>> start

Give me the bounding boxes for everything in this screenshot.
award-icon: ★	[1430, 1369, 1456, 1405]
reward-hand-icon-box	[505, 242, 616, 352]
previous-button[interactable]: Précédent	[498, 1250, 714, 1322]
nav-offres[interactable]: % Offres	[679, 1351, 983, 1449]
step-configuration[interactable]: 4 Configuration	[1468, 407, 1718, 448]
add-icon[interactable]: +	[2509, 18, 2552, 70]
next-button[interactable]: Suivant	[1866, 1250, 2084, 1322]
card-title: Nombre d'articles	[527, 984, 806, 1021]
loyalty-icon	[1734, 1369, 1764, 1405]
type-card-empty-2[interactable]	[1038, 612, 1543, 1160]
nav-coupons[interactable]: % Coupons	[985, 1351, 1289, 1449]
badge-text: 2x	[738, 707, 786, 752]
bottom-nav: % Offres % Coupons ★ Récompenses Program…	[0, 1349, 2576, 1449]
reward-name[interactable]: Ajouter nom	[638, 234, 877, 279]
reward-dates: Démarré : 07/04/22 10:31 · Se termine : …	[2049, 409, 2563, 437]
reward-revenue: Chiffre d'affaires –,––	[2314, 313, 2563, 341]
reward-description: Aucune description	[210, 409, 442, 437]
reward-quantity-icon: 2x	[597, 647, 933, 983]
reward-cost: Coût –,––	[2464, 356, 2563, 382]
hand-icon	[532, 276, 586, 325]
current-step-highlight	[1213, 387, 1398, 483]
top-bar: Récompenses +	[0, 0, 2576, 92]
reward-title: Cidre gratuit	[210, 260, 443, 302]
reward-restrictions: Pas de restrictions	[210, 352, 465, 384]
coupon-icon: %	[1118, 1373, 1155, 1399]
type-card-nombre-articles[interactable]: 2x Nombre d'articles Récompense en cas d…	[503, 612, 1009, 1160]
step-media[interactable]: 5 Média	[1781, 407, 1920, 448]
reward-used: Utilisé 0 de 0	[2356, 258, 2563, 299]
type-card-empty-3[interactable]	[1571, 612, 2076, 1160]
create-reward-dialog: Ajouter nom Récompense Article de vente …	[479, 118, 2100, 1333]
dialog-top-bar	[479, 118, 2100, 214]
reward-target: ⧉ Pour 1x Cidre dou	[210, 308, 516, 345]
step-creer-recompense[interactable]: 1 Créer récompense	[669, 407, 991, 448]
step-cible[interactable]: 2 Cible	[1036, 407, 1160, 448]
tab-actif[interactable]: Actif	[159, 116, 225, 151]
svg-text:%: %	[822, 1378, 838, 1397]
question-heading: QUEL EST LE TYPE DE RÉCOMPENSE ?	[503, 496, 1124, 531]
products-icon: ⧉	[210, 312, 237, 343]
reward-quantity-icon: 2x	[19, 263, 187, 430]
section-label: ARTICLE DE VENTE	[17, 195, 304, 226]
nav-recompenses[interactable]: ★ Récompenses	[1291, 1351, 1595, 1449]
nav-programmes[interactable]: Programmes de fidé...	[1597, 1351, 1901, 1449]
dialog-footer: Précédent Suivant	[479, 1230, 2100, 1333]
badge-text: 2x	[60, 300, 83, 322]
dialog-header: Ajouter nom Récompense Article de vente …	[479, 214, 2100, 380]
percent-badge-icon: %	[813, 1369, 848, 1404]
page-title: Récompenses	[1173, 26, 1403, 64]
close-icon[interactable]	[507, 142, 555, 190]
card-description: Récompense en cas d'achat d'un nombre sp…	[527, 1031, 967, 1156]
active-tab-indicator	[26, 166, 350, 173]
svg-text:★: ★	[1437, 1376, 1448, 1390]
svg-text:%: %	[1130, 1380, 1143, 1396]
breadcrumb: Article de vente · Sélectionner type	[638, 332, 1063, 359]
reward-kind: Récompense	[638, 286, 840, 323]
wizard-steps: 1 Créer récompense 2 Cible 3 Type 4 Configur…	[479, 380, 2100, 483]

>> end

## Do this
Copy the whole listing above line for line, keeping every character unchanged.

## Response for this exercise
Give me the bounding boxes for everything in this screenshot.
award-icon: ★	[1430, 1369, 1456, 1405]
reward-hand-icon-box	[505, 242, 616, 352]
previous-button[interactable]: Précédent	[498, 1250, 714, 1322]
nav-offres[interactable]: % Offres	[679, 1351, 983, 1449]
step-configuration[interactable]: 4 Configuration	[1468, 407, 1718, 448]
add-icon[interactable]: +	[2509, 18, 2552, 70]
next-button[interactable]: Suivant	[1866, 1250, 2084, 1322]
card-title: Nombre d'articles	[527, 984, 806, 1021]
loyalty-icon	[1734, 1369, 1764, 1405]
type-card-empty-2[interactable]	[1038, 612, 1543, 1160]
nav-coupons[interactable]: % Coupons	[985, 1351, 1289, 1449]
badge-text: 2x	[738, 707, 786, 752]
bottom-nav: % Offres % Coupons ★ Récompenses Program…	[0, 1349, 2576, 1449]
reward-name[interactable]: Ajouter nom	[638, 234, 877, 279]
reward-dates: Démarré : 07/04/22 10:31 · Se termine : …	[2049, 409, 2563, 437]
reward-revenue: Chiffre d'affaires –,––	[2314, 313, 2563, 341]
reward-description: Aucune description	[210, 409, 442, 437]
reward-quantity-icon: 2x	[597, 647, 933, 983]
reward-cost: Coût –,––	[2464, 356, 2563, 382]
hand-icon	[532, 276, 586, 325]
current-step-highlight	[1213, 387, 1398, 483]
top-bar: Récompenses +	[0, 0, 2576, 92]
reward-title: Cidre gratuit	[210, 260, 443, 302]
reward-restrictions: Pas de restrictions	[210, 352, 465, 384]
coupon-icon: %	[1118, 1373, 1155, 1399]
type-card-nombre-articles[interactable]: 2x Nombre d'articles Récompense en cas d…	[503, 612, 1009, 1160]
step-media[interactable]: 5 Média	[1781, 407, 1920, 448]
reward-used: Utilisé 0 de 0	[2356, 258, 2563, 299]
type-card-empty-3[interactable]	[1571, 612, 2076, 1160]
create-reward-dialog: Ajouter nom Récompense Article de vente …	[479, 118, 2100, 1333]
dialog-top-bar	[479, 118, 2100, 214]
reward-target: ⧉ Pour 1x Cidre dou	[210, 308, 516, 345]
step-creer-recompense[interactable]: 1 Créer récompense	[669, 407, 991, 448]
step-cible[interactable]: 2 Cible	[1036, 407, 1160, 448]
tab-actif[interactable]: Actif	[159, 116, 225, 151]
svg-text:%: %	[822, 1378, 838, 1397]
question-heading: QUEL EST LE TYPE DE RÉCOMPENSE ?	[503, 496, 1124, 531]
products-icon: ⧉	[210, 312, 237, 343]
reward-quantity-icon: 2x	[19, 263, 187, 430]
section-label: ARTICLE DE VENTE	[17, 195, 304, 226]
nav-recompenses[interactable]: ★ Récompenses	[1291, 1351, 1595, 1449]
nav-programmes[interactable]: Programmes de fidé...	[1597, 1351, 1901, 1449]
dialog-footer: Précédent Suivant	[479, 1230, 2100, 1333]
badge-text: 2x	[60, 300, 83, 322]
dialog-header: Ajouter nom Récompense Article de vente …	[479, 214, 2100, 380]
percent-badge-icon: %	[813, 1369, 848, 1404]
page-title: Récompenses	[1173, 26, 1403, 64]
close-icon[interactable]	[507, 142, 555, 190]
card-description: Récompense en cas d'achat d'un nombre sp…	[527, 1031, 967, 1156]
active-tab-indicator	[26, 166, 350, 173]
svg-text:★: ★	[1437, 1376, 1448, 1390]
svg-text:%: %	[1130, 1380, 1143, 1396]
breadcrumb: Article de vente · Sélectionner type	[638, 332, 1063, 359]
reward-kind: Récompense	[638, 286, 840, 323]
wizard-steps: 1 Créer récompense 2 Cible 3 Type 4 Configur…	[479, 380, 2100, 483]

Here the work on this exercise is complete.